-- begin --

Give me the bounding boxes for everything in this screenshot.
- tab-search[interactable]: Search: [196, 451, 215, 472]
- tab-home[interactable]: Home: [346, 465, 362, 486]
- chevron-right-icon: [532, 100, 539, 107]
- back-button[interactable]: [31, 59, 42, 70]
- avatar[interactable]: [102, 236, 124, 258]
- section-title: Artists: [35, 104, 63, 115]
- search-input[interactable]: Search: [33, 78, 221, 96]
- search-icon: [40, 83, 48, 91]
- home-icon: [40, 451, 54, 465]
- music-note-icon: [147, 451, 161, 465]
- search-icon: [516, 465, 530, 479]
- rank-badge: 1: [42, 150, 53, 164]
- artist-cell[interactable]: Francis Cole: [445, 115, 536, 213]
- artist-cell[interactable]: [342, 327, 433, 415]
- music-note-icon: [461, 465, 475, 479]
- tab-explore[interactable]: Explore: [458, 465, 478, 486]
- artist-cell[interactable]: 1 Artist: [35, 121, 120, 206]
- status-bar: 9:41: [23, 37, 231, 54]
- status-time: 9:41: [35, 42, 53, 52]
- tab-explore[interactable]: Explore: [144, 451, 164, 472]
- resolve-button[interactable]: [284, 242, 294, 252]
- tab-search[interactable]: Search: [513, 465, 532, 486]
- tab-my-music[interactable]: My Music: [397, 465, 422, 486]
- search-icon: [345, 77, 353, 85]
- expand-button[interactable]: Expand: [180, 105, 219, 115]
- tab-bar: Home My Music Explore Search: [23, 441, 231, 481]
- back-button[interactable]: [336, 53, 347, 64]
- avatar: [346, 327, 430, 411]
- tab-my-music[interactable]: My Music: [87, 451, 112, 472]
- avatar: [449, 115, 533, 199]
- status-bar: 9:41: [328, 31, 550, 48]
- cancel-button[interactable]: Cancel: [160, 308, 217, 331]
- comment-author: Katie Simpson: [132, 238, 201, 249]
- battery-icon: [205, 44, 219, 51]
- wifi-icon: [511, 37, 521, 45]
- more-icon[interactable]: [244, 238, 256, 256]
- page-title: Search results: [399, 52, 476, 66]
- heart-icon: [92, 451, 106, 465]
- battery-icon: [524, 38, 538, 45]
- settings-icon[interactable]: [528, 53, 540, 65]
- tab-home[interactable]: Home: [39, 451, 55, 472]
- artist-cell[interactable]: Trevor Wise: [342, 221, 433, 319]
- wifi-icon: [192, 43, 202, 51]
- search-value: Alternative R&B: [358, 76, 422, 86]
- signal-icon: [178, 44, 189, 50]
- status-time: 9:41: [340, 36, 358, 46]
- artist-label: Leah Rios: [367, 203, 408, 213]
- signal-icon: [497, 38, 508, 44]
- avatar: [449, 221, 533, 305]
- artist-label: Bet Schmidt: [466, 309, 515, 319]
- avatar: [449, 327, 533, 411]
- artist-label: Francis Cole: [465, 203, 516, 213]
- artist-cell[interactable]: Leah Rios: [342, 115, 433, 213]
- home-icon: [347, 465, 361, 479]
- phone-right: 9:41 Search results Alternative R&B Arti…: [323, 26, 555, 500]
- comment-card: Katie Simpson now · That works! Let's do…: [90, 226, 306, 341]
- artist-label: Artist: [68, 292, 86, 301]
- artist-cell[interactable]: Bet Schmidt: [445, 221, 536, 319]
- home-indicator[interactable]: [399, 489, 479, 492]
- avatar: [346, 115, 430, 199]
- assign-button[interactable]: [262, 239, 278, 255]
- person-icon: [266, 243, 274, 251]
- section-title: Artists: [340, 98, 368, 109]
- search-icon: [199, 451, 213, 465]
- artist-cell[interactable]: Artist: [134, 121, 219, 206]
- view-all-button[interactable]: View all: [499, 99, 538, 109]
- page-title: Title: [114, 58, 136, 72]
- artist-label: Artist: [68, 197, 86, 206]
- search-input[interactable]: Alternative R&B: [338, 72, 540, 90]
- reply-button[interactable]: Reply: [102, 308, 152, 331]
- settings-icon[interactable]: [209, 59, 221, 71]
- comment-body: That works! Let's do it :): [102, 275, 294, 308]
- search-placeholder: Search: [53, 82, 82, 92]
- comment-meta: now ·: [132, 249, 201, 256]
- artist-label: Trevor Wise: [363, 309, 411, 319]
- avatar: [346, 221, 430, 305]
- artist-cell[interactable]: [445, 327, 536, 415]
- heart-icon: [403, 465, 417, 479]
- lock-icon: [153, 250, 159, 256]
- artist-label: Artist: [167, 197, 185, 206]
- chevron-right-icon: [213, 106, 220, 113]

-- end --

### What is expected
Copy the listing above word for word, keeping every line.

### The completed task
Give me the bounding boxes for everything in this screenshot.
- tab-search[interactable]: Search: [196, 451, 215, 472]
- tab-home[interactable]: Home: [346, 465, 362, 486]
- chevron-right-icon: [532, 100, 539, 107]
- back-button[interactable]: [31, 59, 42, 70]
- avatar[interactable]: [102, 236, 124, 258]
- section-title: Artists: [35, 104, 63, 115]
- search-input[interactable]: Search: [33, 78, 221, 96]
- search-icon: [40, 83, 48, 91]
- home-icon: [40, 451, 54, 465]
- music-note-icon: [147, 451, 161, 465]
- search-icon: [516, 465, 530, 479]
- rank-badge: 1: [42, 150, 53, 164]
- artist-cell[interactable]: Francis Cole: [445, 115, 536, 213]
- artist-cell[interactable]: [342, 327, 433, 415]
- music-note-icon: [461, 465, 475, 479]
- tab-explore[interactable]: Explore: [458, 465, 478, 486]
- artist-cell[interactable]: 1 Artist: [35, 121, 120, 206]
- status-bar: 9:41: [23, 37, 231, 54]
- status-time: 9:41: [35, 42, 53, 52]
- tab-explore[interactable]: Explore: [144, 451, 164, 472]
- resolve-button[interactable]: [284, 242, 294, 252]
- tab-search[interactable]: Search: [513, 465, 532, 486]
- tab-my-music[interactable]: My Music: [397, 465, 422, 486]
- search-icon: [345, 77, 353, 85]
- expand-button[interactable]: Expand: [180, 105, 219, 115]
- tab-bar: Home My Music Explore Search: [23, 441, 231, 481]
- back-button[interactable]: [336, 53, 347, 64]
- avatar: [346, 327, 430, 411]
- tab-my-music[interactable]: My Music: [87, 451, 112, 472]
- avatar: [449, 115, 533, 199]
- status-bar: 9:41: [328, 31, 550, 48]
- cancel-button[interactable]: Cancel: [160, 308, 217, 331]
- comment-author: Katie Simpson: [132, 238, 201, 249]
- battery-icon: [205, 44, 219, 51]
- wifi-icon: [511, 37, 521, 45]
- more-icon[interactable]: [244, 238, 256, 256]
- page-title: Search results: [399, 52, 476, 66]
- heart-icon: [92, 451, 106, 465]
- battery-icon: [524, 38, 538, 45]
- settings-icon[interactable]: [528, 53, 540, 65]
- tab-home[interactable]: Home: [39, 451, 55, 472]
- artist-cell[interactable]: Trevor Wise: [342, 221, 433, 319]
- wifi-icon: [192, 43, 202, 51]
- search-value: Alternative R&B: [358, 76, 422, 86]
- signal-icon: [178, 44, 189, 50]
- status-time: 9:41: [340, 36, 358, 46]
- artist-label: Leah Rios: [367, 203, 408, 213]
- signal-icon: [497, 38, 508, 44]
- avatar: [449, 221, 533, 305]
- artist-label: Bet Schmidt: [466, 309, 515, 319]
- avatar: [449, 327, 533, 411]
- artist-label: Francis Cole: [465, 203, 516, 213]
- artist-cell[interactable]: Leah Rios: [342, 115, 433, 213]
- home-icon: [347, 465, 361, 479]
- phone-right: 9:41 Search results Alternative R&B Arti…: [323, 26, 555, 500]
- comment-card: Katie Simpson now · That works! Let's do…: [90, 226, 306, 341]
- artist-label: Artist: [68, 292, 86, 301]
- artist-cell[interactable]: Bet Schmidt: [445, 221, 536, 319]
- home-indicator[interactable]: [399, 489, 479, 492]
- avatar: [346, 115, 430, 199]
- assign-button[interactable]: [262, 239, 278, 255]
- person-icon: [266, 243, 274, 251]
- section-title: Artists: [340, 98, 368, 109]
- search-icon: [199, 451, 213, 465]
- artist-cell[interactable]: Artist: [134, 121, 219, 206]
- view-all-button[interactable]: View all: [499, 99, 538, 109]
- page-title: Title: [114, 58, 136, 72]
- artist-label: Artist: [68, 197, 86, 206]
- search-input[interactable]: Alternative R&B: [338, 72, 540, 90]
- reply-button[interactable]: Reply: [102, 308, 152, 331]
- settings-icon[interactable]: [209, 59, 221, 71]
- comment-body: That works! Let's do it :): [102, 275, 294, 308]
- search-placeholder: Search: [53, 82, 82, 92]
- comment-meta: now ·: [132, 249, 201, 256]
- artist-label: Trevor Wise: [363, 309, 411, 319]
- avatar: [346, 221, 430, 305]
- artist-cell[interactable]: [445, 327, 536, 415]
- heart-icon: [403, 465, 417, 479]
- lock-icon: [153, 250, 159, 256]
- artist-label: Artist: [167, 197, 185, 206]
- chevron-right-icon: [213, 106, 220, 113]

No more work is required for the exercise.